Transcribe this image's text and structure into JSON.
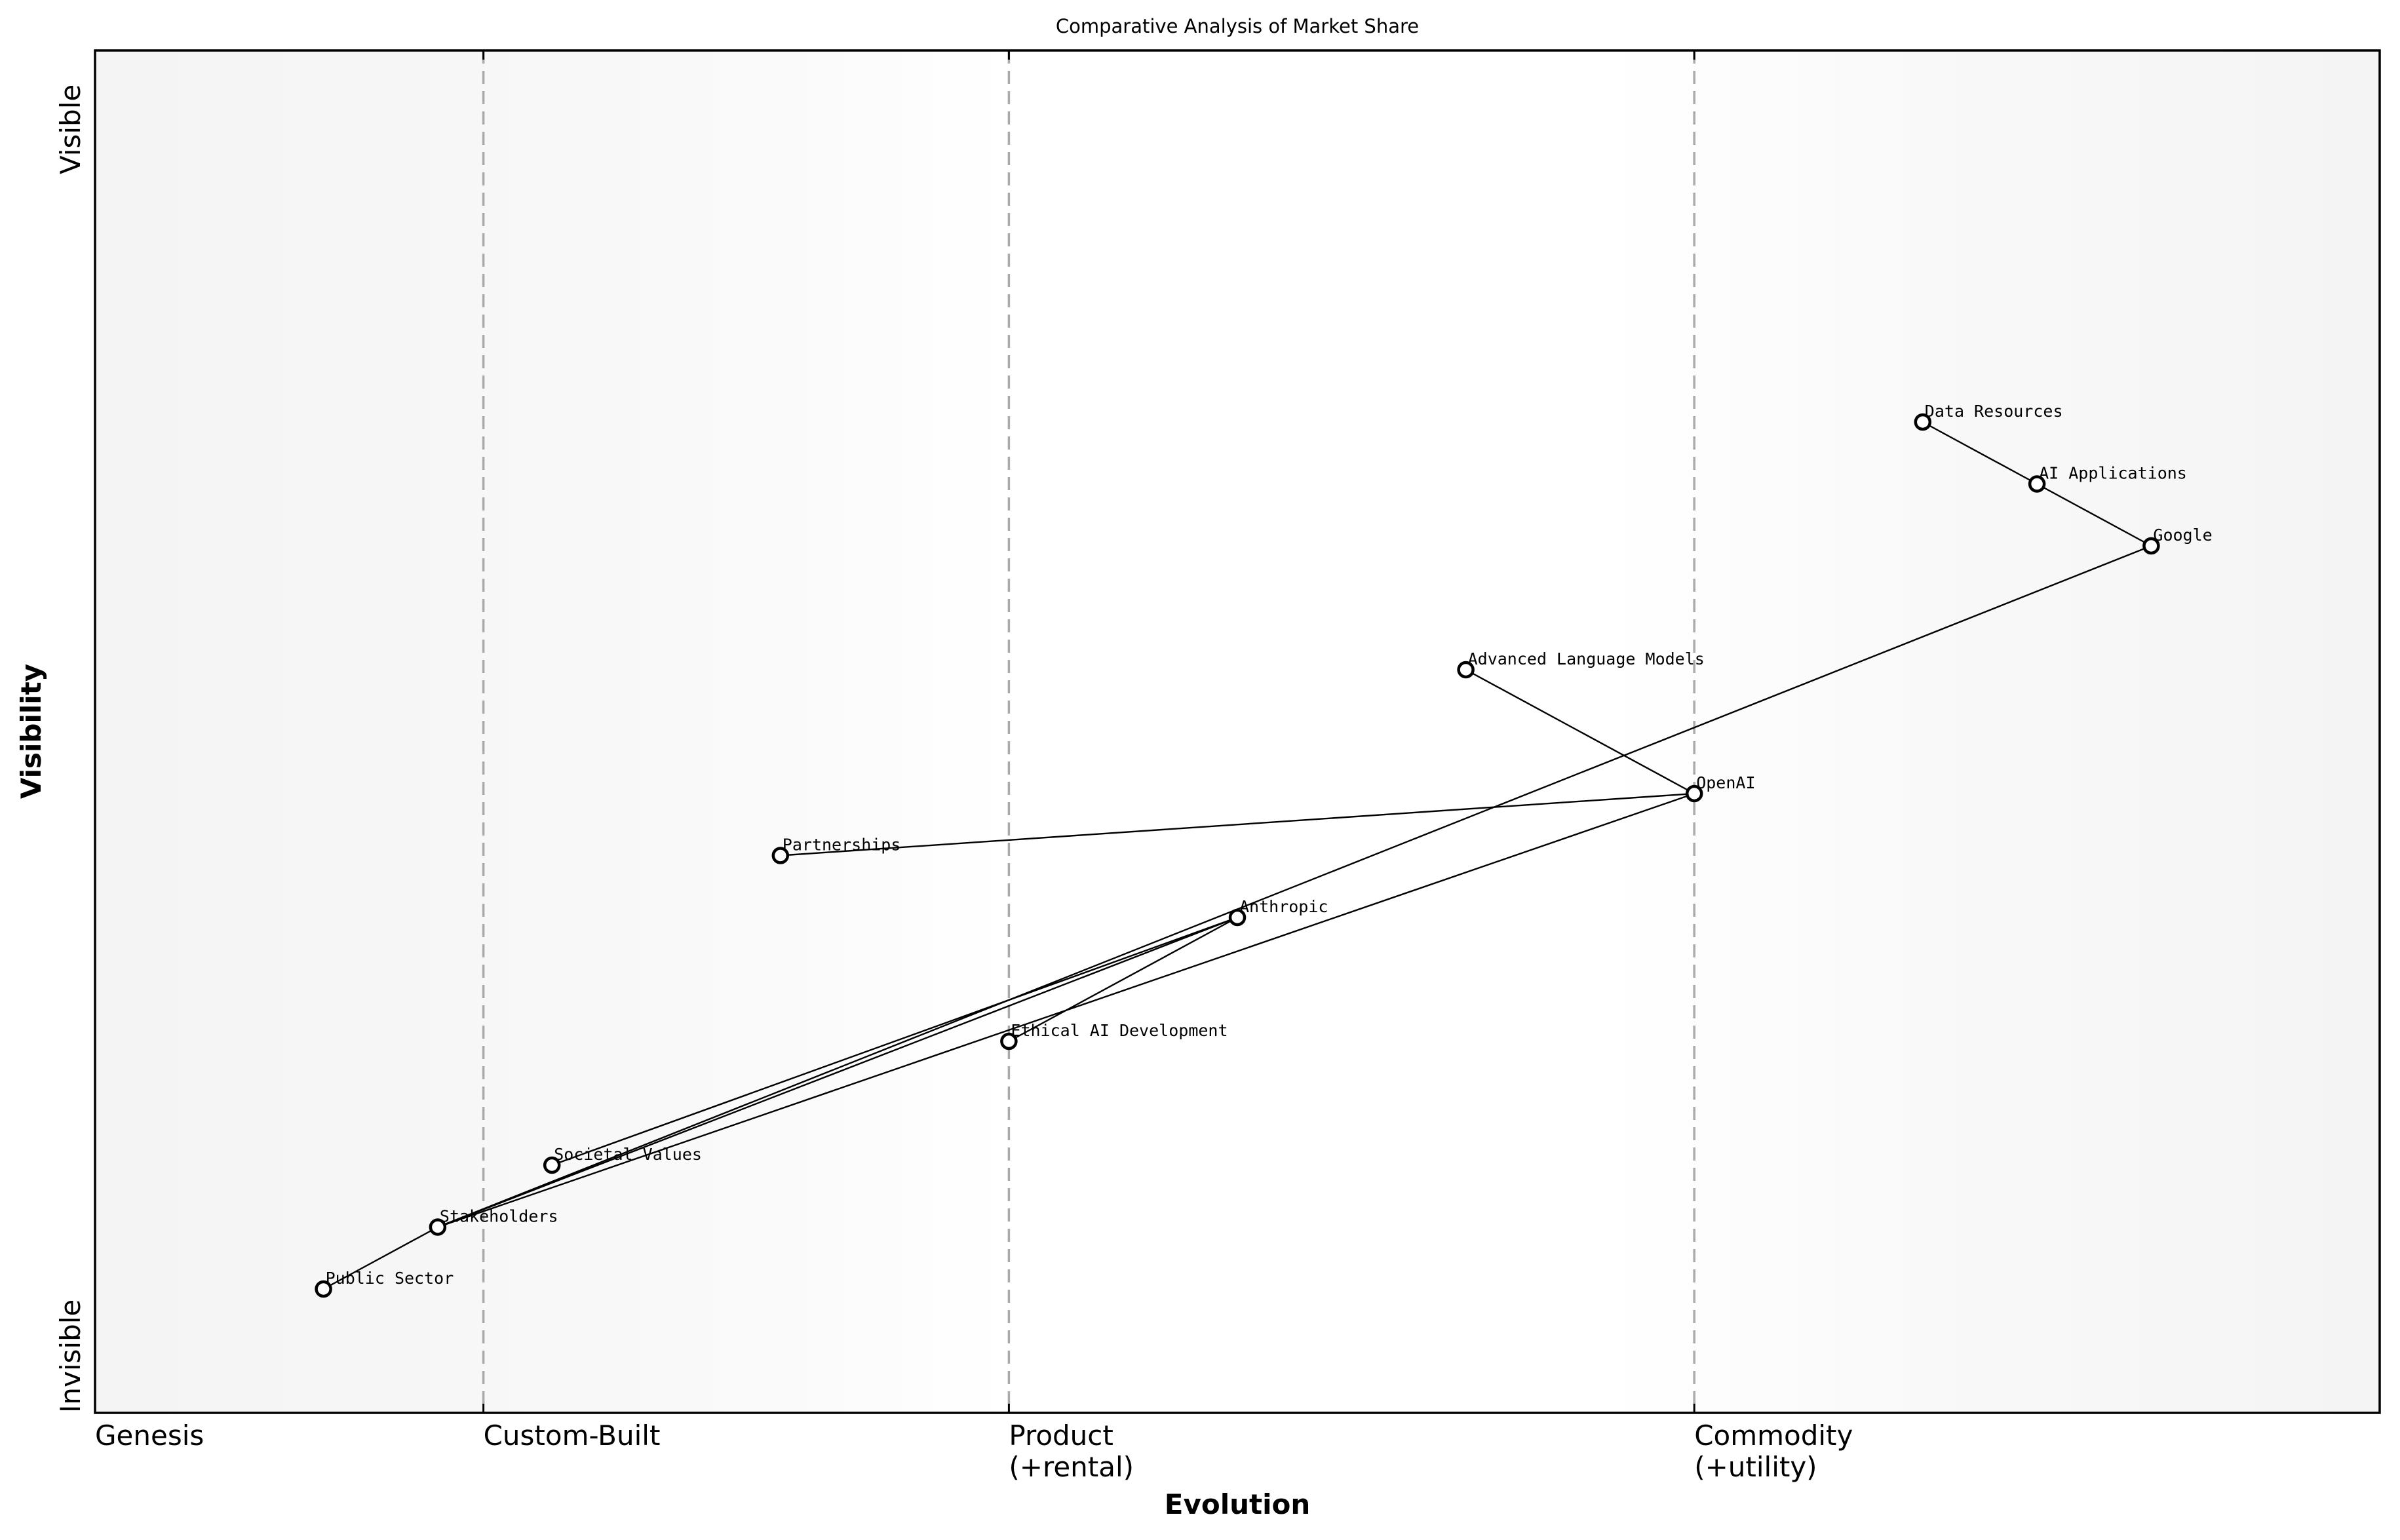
{
  "chart_data": {
    "type": "scatter",
    "subtype": "wardley-map",
    "title": "Comparative Analysis of Market Share",
    "xlabel": "Evolution",
    "ylabel": "Visibility",
    "xlim": [
      0,
      1
    ],
    "ylim": [
      0,
      1.1
    ],
    "grid": false,
    "legend": null,
    "x_stage_ticks": [
      {
        "x": 0.0,
        "label": "Genesis"
      },
      {
        "x": 0.17,
        "label": "Custom-Built"
      },
      {
        "x": 0.4,
        "label": "Product\n(+rental)",
        "line1": "Product",
        "line2": "(+rental)"
      },
      {
        "x": 0.7,
        "label": "Commodity\n(+utility)",
        "line1": "Commodity",
        "line2": "(+utility)"
      }
    ],
    "stage_dividers": [
      0.17,
      0.4,
      0.7
    ],
    "y_annotations": [
      {
        "label": "Visible",
        "y": 1.0
      },
      {
        "label": "Invisible",
        "y": 0.0
      }
    ],
    "nodes": [
      {
        "id": "public_sector",
        "label": "Public Sector",
        "x": 0.1,
        "y": 0.1
      },
      {
        "id": "stakeholders",
        "label": "Stakeholders",
        "x": 0.15,
        "y": 0.15
      },
      {
        "id": "societal_values",
        "label": "Societal Values",
        "x": 0.2,
        "y": 0.2
      },
      {
        "id": "ethical_ai",
        "label": "Ethical AI Development",
        "x": 0.4,
        "y": 0.3
      },
      {
        "id": "anthropic",
        "label": "Anthropic",
        "x": 0.5,
        "y": 0.4
      },
      {
        "id": "partnerships",
        "label": "Partnerships",
        "x": 0.3,
        "y": 0.45
      },
      {
        "id": "openai",
        "label": "OpenAI",
        "x": 0.7,
        "y": 0.5
      },
      {
        "id": "alm",
        "label": "Advanced Language Models",
        "x": 0.6,
        "y": 0.6
      },
      {
        "id": "google",
        "label": "Google",
        "x": 0.9,
        "y": 0.7
      },
      {
        "id": "ai_apps",
        "label": "AI Applications",
        "x": 0.85,
        "y": 0.75
      },
      {
        "id": "data_resources",
        "label": "Data Resources",
        "x": 0.8,
        "y": 0.8
      }
    ],
    "edges": [
      [
        "public_sector",
        "stakeholders"
      ],
      [
        "stakeholders",
        "anthropic"
      ],
      [
        "stakeholders",
        "google"
      ],
      [
        "stakeholders",
        "openai"
      ],
      [
        "societal_values",
        "anthropic"
      ],
      [
        "anthropic",
        "ethical_ai"
      ],
      [
        "partnerships",
        "openai"
      ],
      [
        "alm",
        "openai"
      ],
      [
        "data_resources",
        "ai_apps"
      ],
      [
        "ai_apps",
        "google"
      ]
    ],
    "colors": {
      "background_edge": "#f5f5f5",
      "background_center": "#ffffff",
      "divider": "#aaaaaa",
      "node_fill": "#ffffff",
      "node_stroke": "#000000",
      "edge": "#000000"
    }
  }
}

----------------------------------------

▶ **Work instructions**
When you retype the material above, copy each line exactly and drop whatever images appear in it.

▶ **Response**
Transcribe this image's text and structure into JSON.
{
  "chart_data": {
    "type": "scatter",
    "subtype": "wardley-map",
    "title": "Comparative Analysis of Market Share",
    "xlabel": "Evolution",
    "ylabel": "Visibility",
    "xlim": [
      0,
      1
    ],
    "ylim": [
      0,
      1.1
    ],
    "grid": false,
    "legend": null,
    "x_stage_ticks": [
      {
        "x": 0.0,
        "label": "Genesis"
      },
      {
        "x": 0.17,
        "label": "Custom-Built"
      },
      {
        "x": 0.4,
        "label": "Product\n(+rental)",
        "line1": "Product",
        "line2": "(+rental)"
      },
      {
        "x": 0.7,
        "label": "Commodity\n(+utility)",
        "line1": "Commodity",
        "line2": "(+utility)"
      }
    ],
    "stage_dividers": [
      0.17,
      0.4,
      0.7
    ],
    "y_annotations": [
      {
        "label": "Visible",
        "y": 1.0
      },
      {
        "label": "Invisible",
        "y": 0.0
      }
    ],
    "nodes": [
      {
        "id": "public_sector",
        "label": "Public Sector",
        "x": 0.1,
        "y": 0.1
      },
      {
        "id": "stakeholders",
        "label": "Stakeholders",
        "x": 0.15,
        "y": 0.15
      },
      {
        "id": "societal_values",
        "label": "Societal Values",
        "x": 0.2,
        "y": 0.2
      },
      {
        "id": "ethical_ai",
        "label": "Ethical AI Development",
        "x": 0.4,
        "y": 0.3
      },
      {
        "id": "anthropic",
        "label": "Anthropic",
        "x": 0.5,
        "y": 0.4
      },
      {
        "id": "partnerships",
        "label": "Partnerships",
        "x": 0.3,
        "y": 0.45
      },
      {
        "id": "openai",
        "label": "OpenAI",
        "x": 0.7,
        "y": 0.5
      },
      {
        "id": "alm",
        "label": "Advanced Language Models",
        "x": 0.6,
        "y": 0.6
      },
      {
        "id": "google",
        "label": "Google",
        "x": 0.9,
        "y": 0.7
      },
      {
        "id": "ai_apps",
        "label": "AI Applications",
        "x": 0.85,
        "y": 0.75
      },
      {
        "id": "data_resources",
        "label": "Data Resources",
        "x": 0.8,
        "y": 0.8
      }
    ],
    "edges": [
      [
        "public_sector",
        "stakeholders"
      ],
      [
        "stakeholders",
        "anthropic"
      ],
      [
        "stakeholders",
        "google"
      ],
      [
        "stakeholders",
        "openai"
      ],
      [
        "societal_values",
        "anthropic"
      ],
      [
        "anthropic",
        "ethical_ai"
      ],
      [
        "partnerships",
        "openai"
      ],
      [
        "alm",
        "openai"
      ],
      [
        "data_resources",
        "ai_apps"
      ],
      [
        "ai_apps",
        "google"
      ]
    ],
    "colors": {
      "background_edge": "#f5f5f5",
      "background_center": "#ffffff",
      "divider": "#aaaaaa",
      "node_fill": "#ffffff",
      "node_stroke": "#000000",
      "edge": "#000000"
    }
  }
}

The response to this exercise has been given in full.